Records from a data collection:
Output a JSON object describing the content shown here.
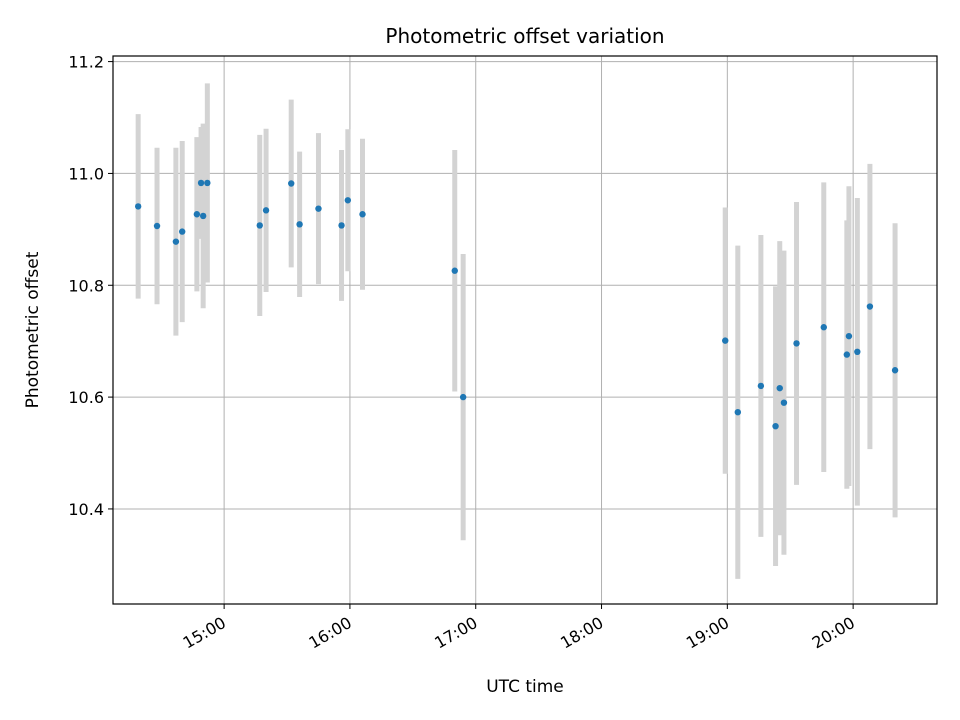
{
  "chart_data": {
    "type": "scatter",
    "title": "Photometric offset variation",
    "xlabel": "UTC time",
    "ylabel": "Photometric offset",
    "xlim": [
      "14:07",
      "20:40"
    ],
    "ylim": [
      10.23,
      11.21
    ],
    "xticks": [
      "15:00",
      "16:00",
      "17:00",
      "18:00",
      "19:00",
      "20:00"
    ],
    "yticks": [
      "10.4",
      "10.6",
      "10.8",
      "11.0",
      "11.2"
    ],
    "grid": true,
    "colors": {
      "points": "#1f77b4",
      "errorbars": "#d3d3d3",
      "grid": "#b0b0b0"
    },
    "points": [
      {
        "x": "14:19",
        "y": 10.941,
        "err": 0.165
      },
      {
        "x": "14:28",
        "y": 10.906,
        "err": 0.14
      },
      {
        "x": "14:37",
        "y": 10.878,
        "err": 0.168
      },
      {
        "x": "14:40",
        "y": 10.896,
        "err": 0.162
      },
      {
        "x": "14:47",
        "y": 10.927,
        "err": 0.138
      },
      {
        "x": "14:49",
        "y": 10.983,
        "err": 0.1
      },
      {
        "x": "14:50",
        "y": 10.924,
        "err": 0.165
      },
      {
        "x": "14:52",
        "y": 10.983,
        "err": 0.178
      },
      {
        "x": "15:17",
        "y": 10.907,
        "err": 0.162
      },
      {
        "x": "15:20",
        "y": 10.934,
        "err": 0.146
      },
      {
        "x": "15:32",
        "y": 10.982,
        "err": 0.15
      },
      {
        "x": "15:36",
        "y": 10.909,
        "err": 0.13
      },
      {
        "x": "15:45",
        "y": 10.937,
        "err": 0.135
      },
      {
        "x": "15:56",
        "y": 10.907,
        "err": 0.135
      },
      {
        "x": "15:59",
        "y": 10.952,
        "err": 0.127
      },
      {
        "x": "16:06",
        "y": 10.927,
        "err": 0.135
      },
      {
        "x": "16:50",
        "y": 10.826,
        "err": 0.216
      },
      {
        "x": "16:54",
        "y": 10.6,
        "err": 0.256
      },
      {
        "x": "18:59",
        "y": 10.701,
        "err": 0.238
      },
      {
        "x": "19:05",
        "y": 10.573,
        "err": 0.298
      },
      {
        "x": "19:16",
        "y": 10.62,
        "err": 0.27
      },
      {
        "x": "19:23",
        "y": 10.548,
        "err": 0.25
      },
      {
        "x": "19:25",
        "y": 10.616,
        "err": 0.263
      },
      {
        "x": "19:27",
        "y": 10.59,
        "err": 0.272
      },
      {
        "x": "19:33",
        "y": 10.696,
        "err": 0.253
      },
      {
        "x": "19:46",
        "y": 10.725,
        "err": 0.259
      },
      {
        "x": "19:57",
        "y": 10.676,
        "err": 0.24
      },
      {
        "x": "19:58",
        "y": 10.709,
        "err": 0.268
      },
      {
        "x": "20:02",
        "y": 10.681,
        "err": 0.275
      },
      {
        "x": "20:08",
        "y": 10.762,
        "err": 0.255
      },
      {
        "x": "20:20",
        "y": 10.648,
        "err": 0.263
      }
    ]
  }
}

Written task:
Write the material out again exactly as it appears, dropping the pictures.

Result of the task:
Output a JSON object describing the content shown here.
{
  "chart_data": {
    "type": "scatter",
    "title": "Photometric offset variation",
    "xlabel": "UTC time",
    "ylabel": "Photometric offset",
    "xlim": [
      "14:07",
      "20:40"
    ],
    "ylim": [
      10.23,
      11.21
    ],
    "xticks": [
      "15:00",
      "16:00",
      "17:00",
      "18:00",
      "19:00",
      "20:00"
    ],
    "yticks": [
      "10.4",
      "10.6",
      "10.8",
      "11.0",
      "11.2"
    ],
    "grid": true,
    "colors": {
      "points": "#1f77b4",
      "errorbars": "#d3d3d3",
      "grid": "#b0b0b0"
    },
    "points": [
      {
        "x": "14:19",
        "y": 10.941,
        "err": 0.165
      },
      {
        "x": "14:28",
        "y": 10.906,
        "err": 0.14
      },
      {
        "x": "14:37",
        "y": 10.878,
        "err": 0.168
      },
      {
        "x": "14:40",
        "y": 10.896,
        "err": 0.162
      },
      {
        "x": "14:47",
        "y": 10.927,
        "err": 0.138
      },
      {
        "x": "14:49",
        "y": 10.983,
        "err": 0.1
      },
      {
        "x": "14:50",
        "y": 10.924,
        "err": 0.165
      },
      {
        "x": "14:52",
        "y": 10.983,
        "err": 0.178
      },
      {
        "x": "15:17",
        "y": 10.907,
        "err": 0.162
      },
      {
        "x": "15:20",
        "y": 10.934,
        "err": 0.146
      },
      {
        "x": "15:32",
        "y": 10.982,
        "err": 0.15
      },
      {
        "x": "15:36",
        "y": 10.909,
        "err": 0.13
      },
      {
        "x": "15:45",
        "y": 10.937,
        "err": 0.135
      },
      {
        "x": "15:56",
        "y": 10.907,
        "err": 0.135
      },
      {
        "x": "15:59",
        "y": 10.952,
        "err": 0.127
      },
      {
        "x": "16:06",
        "y": 10.927,
        "err": 0.135
      },
      {
        "x": "16:50",
        "y": 10.826,
        "err": 0.216
      },
      {
        "x": "16:54",
        "y": 10.6,
        "err": 0.256
      },
      {
        "x": "18:59",
        "y": 10.701,
        "err": 0.238
      },
      {
        "x": "19:05",
        "y": 10.573,
        "err": 0.298
      },
      {
        "x": "19:16",
        "y": 10.62,
        "err": 0.27
      },
      {
        "x": "19:23",
        "y": 10.548,
        "err": 0.25
      },
      {
        "x": "19:25",
        "y": 10.616,
        "err": 0.263
      },
      {
        "x": "19:27",
        "y": 10.59,
        "err": 0.272
      },
      {
        "x": "19:33",
        "y": 10.696,
        "err": 0.253
      },
      {
        "x": "19:46",
        "y": 10.725,
        "err": 0.259
      },
      {
        "x": "19:57",
        "y": 10.676,
        "err": 0.24
      },
      {
        "x": "19:58",
        "y": 10.709,
        "err": 0.268
      },
      {
        "x": "20:02",
        "y": 10.681,
        "err": 0.275
      },
      {
        "x": "20:08",
        "y": 10.762,
        "err": 0.255
      },
      {
        "x": "20:20",
        "y": 10.648,
        "err": 0.263
      }
    ]
  }
}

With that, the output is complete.